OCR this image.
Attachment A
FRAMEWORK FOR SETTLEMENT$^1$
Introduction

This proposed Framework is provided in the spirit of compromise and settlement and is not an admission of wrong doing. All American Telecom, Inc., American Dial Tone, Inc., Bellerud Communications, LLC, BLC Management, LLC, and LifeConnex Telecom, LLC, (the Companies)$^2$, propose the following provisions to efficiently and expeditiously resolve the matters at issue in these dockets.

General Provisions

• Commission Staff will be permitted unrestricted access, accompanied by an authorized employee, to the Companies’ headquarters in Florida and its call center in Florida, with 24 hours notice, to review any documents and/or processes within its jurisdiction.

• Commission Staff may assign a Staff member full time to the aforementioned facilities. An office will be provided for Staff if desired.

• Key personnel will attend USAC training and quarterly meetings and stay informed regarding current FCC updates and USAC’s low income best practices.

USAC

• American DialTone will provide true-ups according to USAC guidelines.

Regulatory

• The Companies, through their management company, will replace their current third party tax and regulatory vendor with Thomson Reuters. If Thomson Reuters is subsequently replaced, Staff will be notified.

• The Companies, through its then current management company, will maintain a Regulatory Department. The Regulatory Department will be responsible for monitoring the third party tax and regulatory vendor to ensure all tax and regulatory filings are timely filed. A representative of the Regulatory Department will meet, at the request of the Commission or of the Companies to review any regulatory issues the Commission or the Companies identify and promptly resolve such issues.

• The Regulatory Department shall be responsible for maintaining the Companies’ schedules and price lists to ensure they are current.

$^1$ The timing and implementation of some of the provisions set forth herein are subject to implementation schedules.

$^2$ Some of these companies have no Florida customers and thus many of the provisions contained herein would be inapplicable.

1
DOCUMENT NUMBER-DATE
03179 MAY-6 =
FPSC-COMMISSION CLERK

*WHAT YOU SHOULD DO*
Show the lines of the material that contain the word "herein".

*FINISHED EXERCISE*
$^1$ The timing and implementation of some of the provisions set forth herein are subject to implementation schedules.
$^2$ Some of these companies have no Florida customers and thus many of the provisions contained herein would be inapplicable.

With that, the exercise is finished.